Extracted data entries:
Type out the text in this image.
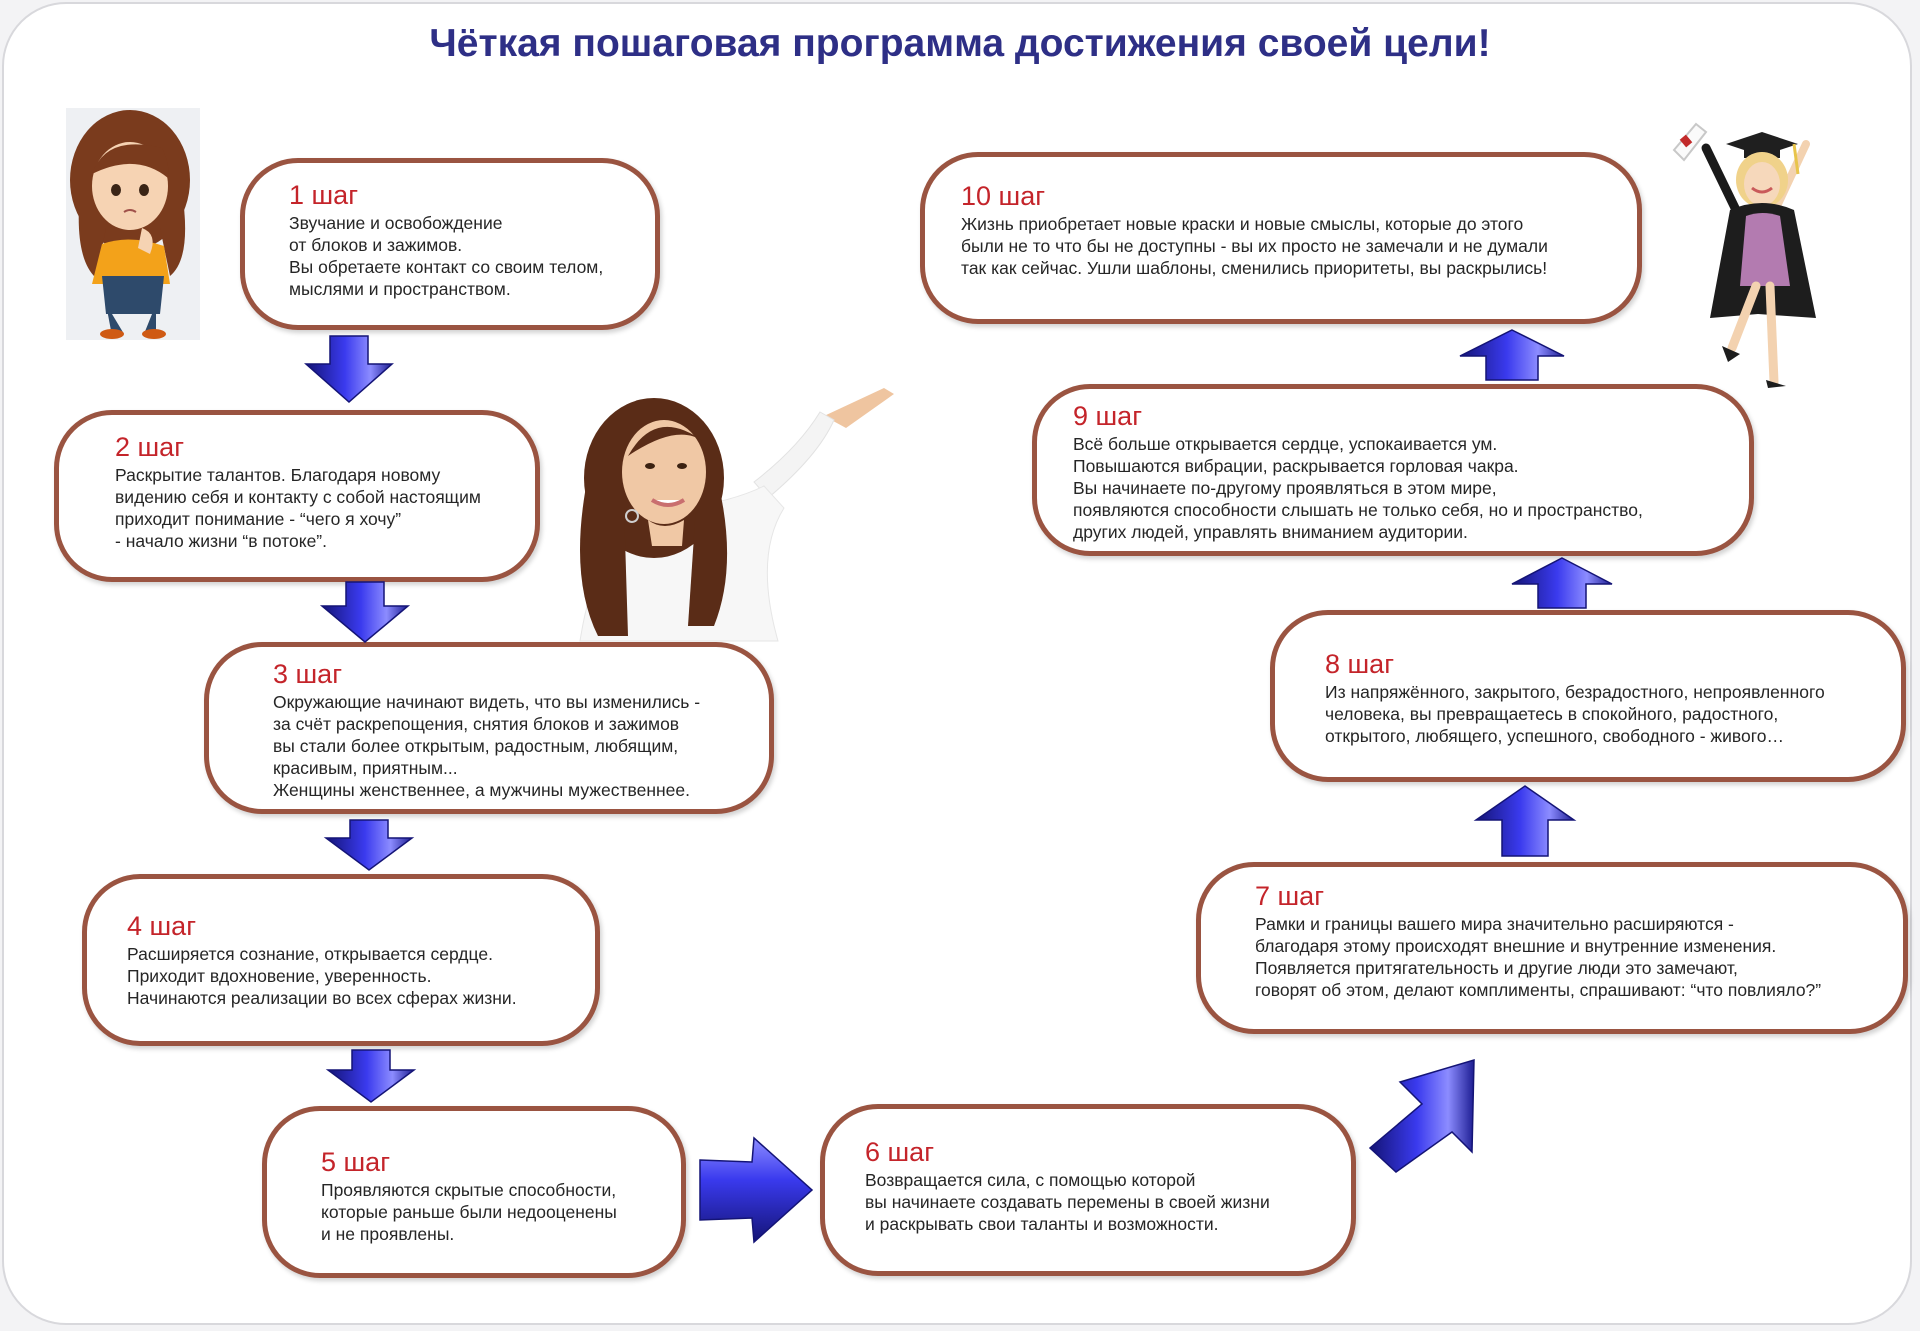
Чёткая пошаговая программа достижения своей цели!
1 шаг
Звучание и освобождение
от блоков и зажимов.
Вы обретаете контакт со своим телом,
мыслями и пространством.
2 шаг
Раскрытие талантов. Благодаря новому
видению себя и контакту с собой настоящим
приходит понимание - “чего я хочу”
- начало жизни “в потоке”.
3 шаг
Окружающие начинают видеть, что вы изменились -
за счёт раскрепощения, снятия блоков и зажимов
вы стали более открытым, радостным, любящим,
красивым, приятным...
Женщины женственнее, а мужчины мужественнее.
4 шаг
Расширяется сознание, открывается сердце.
Приходит вдохновение, уверенность.
Начинаются реализации во всех сферах жизни.
5 шаг
Проявляются скрытые способности,
которые раньше были недооценены
и не проявлены.
6 шаг
Возвращается сила, с помощью которой
вы начинаете создавать перемены в своей жизни
и раскрывать свои таланты и возможности.
7 шаг
Рамки и границы вашего мира значительно расширяются -
благодаря этому происходят внешние и внутренние изменения.
Появляется притягательность и другие люди это замечают,
говорят об этом, делают комплименты, спрашивают: “что повлияло?”
8 шаг
Из напряжённого, закрытого, безрадостного, непроявленного
человека, вы превращаетесь в спокойного, радостного,
открытого, любящего, успешного, свободного - живого…
9 шаг
Всё больше открывается сердце, успокаивается ум.
Повышаются вибрации, раскрывается горловая чакра.
Вы начинаете по-другому проявляться в этом мире,
появляются способности слышать не только себя, но и пространство,
других людей, управлять вниманием аудитории.
10 шаг
Жизнь приобретает новые краски и новые смыслы, которые до этого
были не то что бы не доступны - вы их просто не замечали и не думали
так как сейчас. Ушли шаблоны, сменились приоритеты, вы раскрылись!
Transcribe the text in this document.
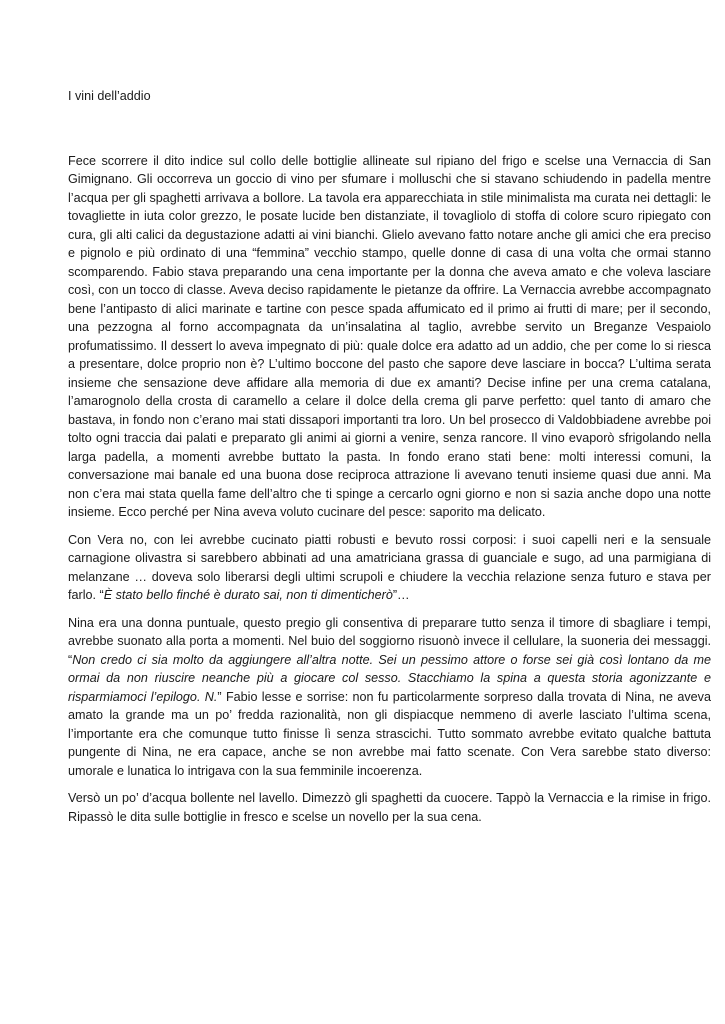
I vini dell’addio

Fece scorrere il dito indice sul collo delle bottiglie allineate sul ripiano del frigo e scelse una Vernaccia di San Gimignano. Gli occorreva un goccio di vino per sfumare i molluschi che si stavano schiudendo in padella mentre l’acqua per gli spaghetti arrivava a bollore. La tavola era apparecchiata in stile minimalista ma curata nei dettagli: le tovagliette in iuta color grezzo, le posate lucide ben distanziate, il tovagliolo di stoffa di colore scuro ripiegato con cura, gli alti calici da degustazione adatti ai vini bianchi. Glielo avevano fatto notare anche gli amici che era preciso e pignolo e più ordinato di una “femmina” vecchio stampo, quelle donne di casa di una volta che ormai stanno scomparendo. Fabio stava preparando una cena importante per la donna che aveva amato e che voleva lasciare così, con un tocco di classe. Aveva deciso rapidamente le pietanze da offrire. La Vernaccia avrebbe accompagnato bene l’antipasto di alici marinate e tartine con pesce spada affumicato ed il primo ai frutti di mare; per il secondo, una pezzogna al forno accompagnata da un’insalatina al taglio, avrebbe servito un Breganze Vespaiolo profumatissimo. Il dessert lo aveva impegnato di più: quale dolce era adatto ad un addio, che per come lo si riesca a presentare, dolce proprio non è? L’ultimo boccone del pasto che sapore deve lasciare in bocca? L’ultima serata insieme che sensazione deve affidare alla memoria di due ex amanti? Decise infine per una crema catalana, l’amarognolo della crosta di caramello a celare il dolce della crema gli parve perfetto: quel tanto di amaro che bastava, in fondo non c’erano mai stati dissapori importanti tra loro. Un bel prosecco di Valdobbiadene avrebbe poi tolto ogni traccia dai palati e preparato gli animi ai giorni a venire, senza rancore. Il vino evaporò sfrigolando nella larga padella, a momenti avrebbe buttato la pasta. In fondo erano stati bene: molti interessi comuni, la conversazione mai banale ed una buona dose reciproca attrazione li avevano tenuti insieme quasi due anni. Ma non c’era mai stata quella fame dell’altro che ti spinge a cercarlo ogni giorno e non si sazia anche dopo una notte insieme. Ecco perché per Nina aveva voluto cucinare del pesce: saporito ma delicato.

Con Vera no, con lei avrebbe cucinato piatti robusti e bevuto rossi corposi: i suoi capelli neri e la sensuale carnagione olivastra si sarebbero abbinati ad una amatriciana grassa di guanciale e sugo, ad una parmigiana di melanzane … doveva solo liberarsi degli ultimi scrupoli e chiudere la vecchia relazione senza futuro e stava per farlo. “È stato bello finché è durato sai, non ti dimenticherò”…

Nina era una donna puntuale, questo pregio gli consentiva di preparare tutto senza il timore di sbagliare i tempi, avrebbe suonato alla porta a momenti. Nel buio del soggiorno risuonò invece il cellulare, la suoneria dei messaggi. “Non credo ci sia molto da aggiungere all’altra notte. Sei un pessimo attore o forse sei già così lontano da me ormai da non riuscire neanche più a giocare col sesso. Stacchiamo la spina a questa storia agonizzante e risparmiamoci l’epilogo. N.” Fabio lesse e sorrise: non fu particolarmente sorpreso dalla trovata di Nina, ne aveva amato la grande ma un po’ fredda razionalità, non gli dispiacque nemmeno di averle lasciato l’ultima scena, l’importante era che comunque tutto finisse lì senza strascichi. Tutto sommato avrebbe evitato qualche battuta pungente di Nina, ne era capace, anche se non avrebbe mai fatto scenate. Con Vera sarebbe stato diverso: umorale e lunatica lo intrigava con la sua femminile incoerenza.

Versò un po’ d’acqua bollente nel lavello. Dimezzò gli spaghetti da cuocere. Tappò la Vernaccia e la rimise in frigo. Ripassò le dita sulle bottiglie in fresco e scelse un novello per la sua cena.
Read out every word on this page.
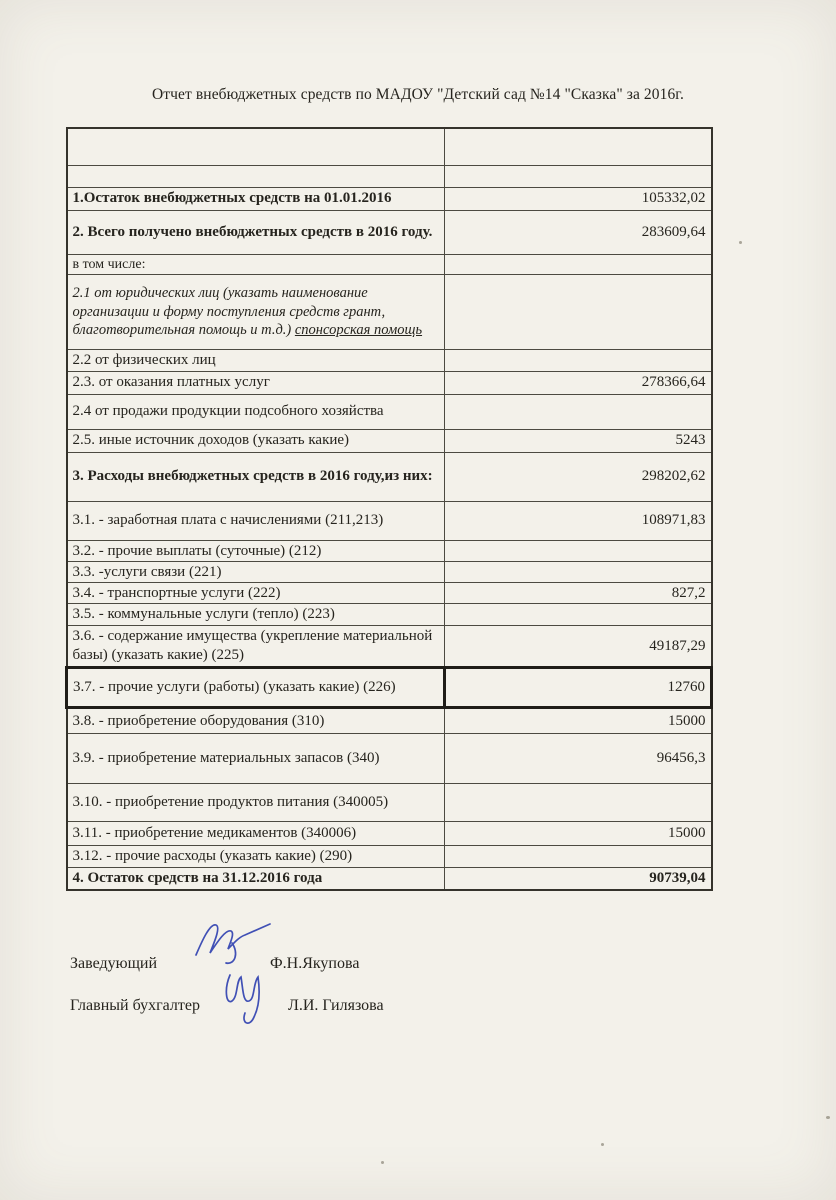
Отчет внебюджетных средств по МАДОУ "Детский сад №14 "Сказка" за 2016г.

1.Остаток внебюджетных средств на 01.01.2016	105332,02
2. Всего получено внебюджетных средств в 2016 году.	283609,64
в том числе:	
2.1 от юридических лиц (указать наименование организации и форму поступления средств грант, благотворительная помощь и т.д.) спонсорская помощь	
2.2 от физических лиц	
2.3. от оказания платных услуг	278366,64
2.4 от продажи продукции подсобного хозяйства	
2.5. иные источник доходов (указать какие)	5243
3. Расходы внебюджетных средств в 2016 году,из них:	298202,62
3.1. - заработная плата с начислениями (211,213)	108971,83
3.2. - прочие выплаты (суточные) (212)	
3.3. -услуги связи (221)	
3.4. - транспортные услуги (222)	827,2
3.5. - коммунальные услуги (тепло) (223)	
3.6. - содержание имущества (укрепление материальной базы) (указать какие) (225)	49187,29
3.7. - прочие услуги (работы) (указать какие) (226)	12760
3.8. - приобретение оборудования (310)	15000
3.9. - приобретение материальных запасов (340)	96456,3
3.10. - приобретение продуктов питания (340005)	
3.11. - приобретение медикаментов (340006)	15000
3.12. - прочие расходы (указать какие) (290)	
4. Остаток средств на 31.12.2016 года	90739,04
Заведующий	Ф.Н.Якупова
Главный бухгалтер	Л.И. Гилязова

PROBLEM TO WORK ON:
In the material above, show every line where the word "внебюджетных" turns up.

RESULT BELOW:
Отчет внебюджетных средств по МАДОУ "Детский сад №14 "Сказка" за 2016г.
1.Остаток внебюджетных средств на 01.01.2016	105332,02
2. Всего получено внебюджетных средств в 2016 году.	283609,64
3. Расходы внебюджетных средств в 2016 году,из них:	298202,62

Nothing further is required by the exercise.